Bloque de texto ->

☆ ☆ ☆ ☆ ☆

Lo cierto es que fue un formidable defensor de la libertad con la palabra escrita. Nadie como él, quizás con la excepción del granadino Isaac Muñoz [1881-1925] cuyo exotismo, perversidad y lujuria de estilo le es equiparable, hizo que las ideas y las maneras de ver el mundo de artistas y pensadores laicos como Nietzsche y D´Annunzio ascendieran hasta las voluntades de millares de intelectuales campesinos, jornaleros, analfabetos, desposeídos y desocupados que aspiraban a ser tan libres como Jorge Amado, Pablo Neruda, Gabriela Mistral, Jorge Luis Borges, Alejo Carpentier, Guillermo Cabrera Infante, José Vasconcelos, Francisco Umbral, Ramón Gómez de la Serna, Gabriel García Márquez, José Donoso, Jorge Zalamea o Ramón del Valle Inclán, ese puñado de sus admiradores, que reconocieron que sin él y sin su prosa, no habrían existido.

Una prosa lírica cuya eficacia no hay que buscar entre las sábanas, sino en su fluir subversivo contra lo establecido, los discursos oficiales hegemónicos cuyos designios nacionales se sustentan en nociones como la familia burguesa, las tutelas morales de las iglesias y la centralización de los poderes que explotan, excluyen y reprimen el cuerpo social y el individuo. Por eso Vargas Vila violenta la ortografía, la sintaxis y la prosodia del español de Caro y Cuervo, abundando en adjetivos, modificando el uso de mayúsculas, minúsculas, la puntuación, salpimentando con hipérboles, galicismos, neologismos y metáforas sinestésicas sus extensas ráfagas de fuego y hielo, citando al por mayor del latín y el griego, cuando no del italiano, francés e inglés, lenguas que quizás no bien conocía.

Que 153 años después de haber nacido se publique una novela que indaga en los apuros de su alma en lucha contra los día a día de su tiempo, demuestra su vigencia. La semilla de la ira, de Consuelo Triviño, con un preciosismo que perpetúa la prosa en primera persona de José Fernández, el alter ego de José Asunción Silva, en De Sobremesa, repasa los tormentos de la conciencia de El divino iracundo en varias de sus residencias en la tierra, ofreciéndonos un retrato de su alma que no había imaginado la crítica hasta hoy. La de un esteta consumado que hace de la búsqueda de la libertad un instrumento para alcanzar eternidad con el arte de las palabras, la más grande y destructora arma que ha inventado el hombre. Una verdadera novela de época, deliciosa en su ritmo lento y circular; una obra de arte que no se había publicado desde la aparición, y desconocimiento, de Sin remedio, la extensa y agitada búsqueda de sentido de la vida de un desdichado poeta bogotano, Ignacio Escobar, cuyo biógrafo no es otro que un vargasvila aristocrático y pendenciero, aficionado a la tauromaquia y la neurastenia llamado Antonio Caballero.

En una época como la nuestra, sometida a los va y vienes del pensamiento univoco que anuncia una globalización totalitaria cuyos dioses terminaran siendo las grandes empresas de un capitalismo sin rostro ni propósitos, doblegada por la corrupción, el lucro, el trapicheo y la discriminación; donde nada ni nadie parece ya importar, sólo el dinero y su plaza de mercado, el panfleto parece el instrumento más idóneo para despertar al hombre del letargo. Cada día, quienes orientan el mundo están más coléricos, más mordaces, mas emponzoñados contra los establecimientos y las ambiciones de los poderosos. Cada día el arte y las literaturas, la música y el cine, eligen la postura de un alma como la de Vargas Vila en la novela de la señorita Triviño: un gran silencio para gritar más fuerte contra los enemigos de la libertad.

☆ ☆ ☆ ☆ ☆

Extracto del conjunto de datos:
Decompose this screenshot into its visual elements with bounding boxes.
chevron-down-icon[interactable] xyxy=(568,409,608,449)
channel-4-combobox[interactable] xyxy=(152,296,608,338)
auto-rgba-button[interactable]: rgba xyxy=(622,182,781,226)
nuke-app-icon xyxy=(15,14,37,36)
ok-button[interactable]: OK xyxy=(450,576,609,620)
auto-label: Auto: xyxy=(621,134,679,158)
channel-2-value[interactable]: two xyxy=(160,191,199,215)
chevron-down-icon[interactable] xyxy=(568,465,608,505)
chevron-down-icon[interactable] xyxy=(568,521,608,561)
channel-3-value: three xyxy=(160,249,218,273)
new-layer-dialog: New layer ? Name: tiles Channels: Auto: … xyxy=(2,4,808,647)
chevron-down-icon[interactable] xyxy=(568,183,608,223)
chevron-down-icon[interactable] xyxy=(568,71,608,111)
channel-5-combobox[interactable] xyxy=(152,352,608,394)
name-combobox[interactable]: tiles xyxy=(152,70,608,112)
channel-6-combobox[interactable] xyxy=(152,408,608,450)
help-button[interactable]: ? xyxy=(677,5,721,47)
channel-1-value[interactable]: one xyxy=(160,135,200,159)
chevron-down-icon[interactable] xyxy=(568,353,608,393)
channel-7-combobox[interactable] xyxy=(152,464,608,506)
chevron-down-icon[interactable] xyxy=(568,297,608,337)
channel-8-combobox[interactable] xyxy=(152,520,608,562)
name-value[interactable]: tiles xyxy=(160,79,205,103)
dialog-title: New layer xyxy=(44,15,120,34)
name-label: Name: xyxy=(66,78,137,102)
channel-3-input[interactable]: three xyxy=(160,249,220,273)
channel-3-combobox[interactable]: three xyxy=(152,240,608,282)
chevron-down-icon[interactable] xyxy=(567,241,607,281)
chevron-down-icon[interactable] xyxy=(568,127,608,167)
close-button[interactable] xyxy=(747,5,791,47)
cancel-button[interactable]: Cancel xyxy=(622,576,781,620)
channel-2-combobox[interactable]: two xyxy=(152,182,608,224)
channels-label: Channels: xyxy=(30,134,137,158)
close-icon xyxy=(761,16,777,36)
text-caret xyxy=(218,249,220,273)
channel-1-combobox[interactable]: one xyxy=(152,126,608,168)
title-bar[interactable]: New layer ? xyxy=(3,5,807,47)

☆ ☆ ☆ ☆ ☆

Tus tareas ->
A. Responde, según el texto sobre Vargas Vila:
(i) ¿Qué escritor granadino se menciona como posible excepción?
(ii) ¿Quién es la autora de La semilla de la ira?
(iii) ¿Cómo se llama el biógrafo de Ignacio Escobar en Sin remedio?
B. Por favor, imprime del texto sobre Vargas Vila todo lo que va desde "En una época" hasta "de la libertad.".
C. Traduce al inglés esta oración del texto sobre Vargas Vila: "Lo cierto es que fue un formidable defensor de la libertad con la palabra escrita."

Respuestas desarrolladas ->
A.
(i) Isaac Muñoz.
(ii) Consuelo Triviño.
(iii) Antonio Caballero.

B.
En una época como la nuestra, sometida a los va y vienes del pensamiento univoco que anuncia una globalización totalitaria cuyos dioses terminaran siendo las grandes empresas de un capitalismo sin rostro ni propósitos, doblegada por la corrupción, el lucro, el trapicheo y la discriminación; donde nada ni nadie parece ya importar, sólo el dinero y su plaza de mercado, el panfleto parece el instrumento más idóneo para despertar al hombre del letargo. Cada día, quienes orientan el mundo están más coléricos, más mordaces, mas emponzoñados contra los establecimientos y las ambiciones de los poderosos. Cada día el arte y las literaturas, la música y el cine, eligen la postura de un alma como la de Vargas Vila en la novela de la señorita Triviño: un gran silencio para gritar más fuerte contra los enemigos de la libertad.

C. The truth is that he was a formidable defender of freedom through the written word.